The exercise -> Sift the material for lines containing "CONNECT", and return them.

** begin Listed records **

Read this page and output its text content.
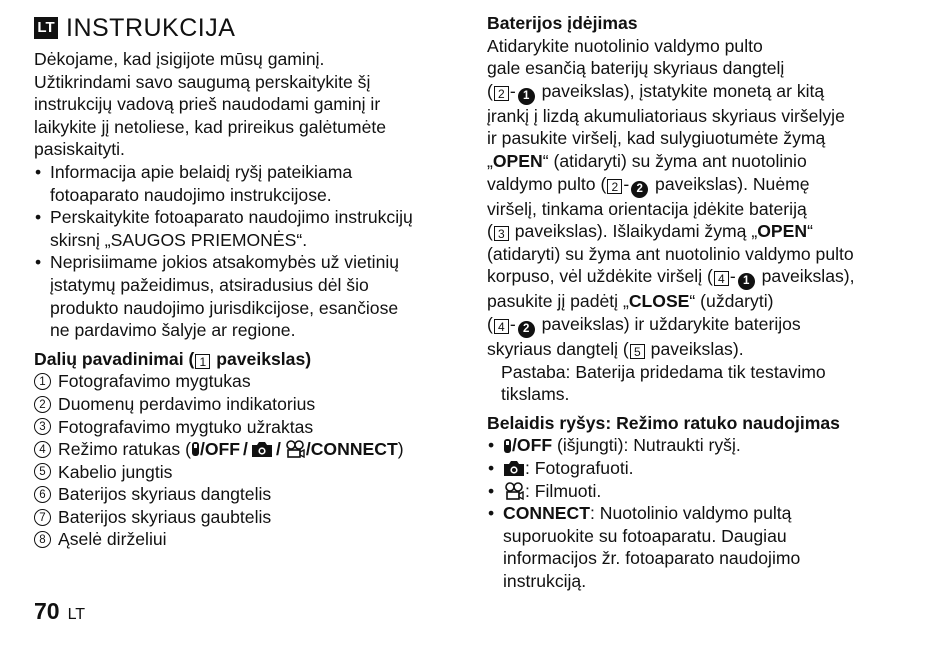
LT INSTRUKCIJA

Dėkojame, kad įsigijote mūsų gaminį.

Užtikrindami savo saugumą perskaitykite šį

instrukcijų vadovą prieš naudodami gaminį ir

laikykite jį netoliese, kad prireikus galėtumėte

pasiskaityti.

• Informacija apie belaidį ryšį pateikiama

fotoaparato naudojimo instrukcijose.

• Perskaitykite fotoaparato naudojimo instrukcijų

skirsnį „SAUGOS PRIEMONĖS“.

• Neprisiimame jokios atsakomybės už vietinių

įstatymų pažeidimus, atsiradusius dėl šio

produkto naudojimo jurisdikcijose, esančiose

ne pardavimo šalyje ar regione.

Dalių pavadinimai ( 1 paveikslas)

1 Fotografavimo mygtukas
2 Duomenų perdavimo indikatorius
3 Fotografavimo mygtuko užraktas
4 Režimo ratukas ( /OFF / / /CONNECT )
5 Kabelio jungtis
6 Baterijos skyriaus dangtelis
7 Baterijos skyriaus gaubtelis
8 Ąselė dirželiui

Baterijos įdėjimas

Atidarykite nuotolinio valdymo pulto

gale esančią baterijų skyriaus dangtelį

( 2 - 1 paveikslas), įstatykite monetą ar kitą

įrankį į lizdą akumuliatoriaus skyriaus viršelyje

ir pasukite viršelį, kad sulygiuotumėte žymą

„OPEN“ (atidaryti) su žyma ant nuotolinio

valdymo pulto ( 2 - 2 paveikslas). Nuėmę

viršelį, tinkama orientacija įdėkite bateriją

( 3 paveikslas). Išlaikydami žymą „OPEN“

(atidaryti) su žyma ant nuotolinio valdymo pulto

korpuso, vėl uždėkite viršelį ( 4 - 1 paveikslas),

pasukite jį padėtį „CLOSE“ (uždaryti)

( 4 - 2 paveikslas) ir uždarykite baterijos

skyriaus dangtelį ( 5 paveikslas).

Pastaba: Baterija pridedama tik testavimo

tikslams.

Belaidis ryšys: Režimo ratuko naudojimas

• /OFF (išjungti): Nutraukti ryšį.
• : Fotografuoti.
• : Filmuoti.

• CONNECT: Nuotolinio valdymo pultą

suporuokite su fotoaparatu. Daugiau

informacijos žr. fotoaparato naudojimo

instrukciją.

70 LT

** end Listed records **

Answer to this task ->
4 Režimo ratukas ( /OFF / / /CONNECT )
• CONNECT: Nuotolinio valdymo pultą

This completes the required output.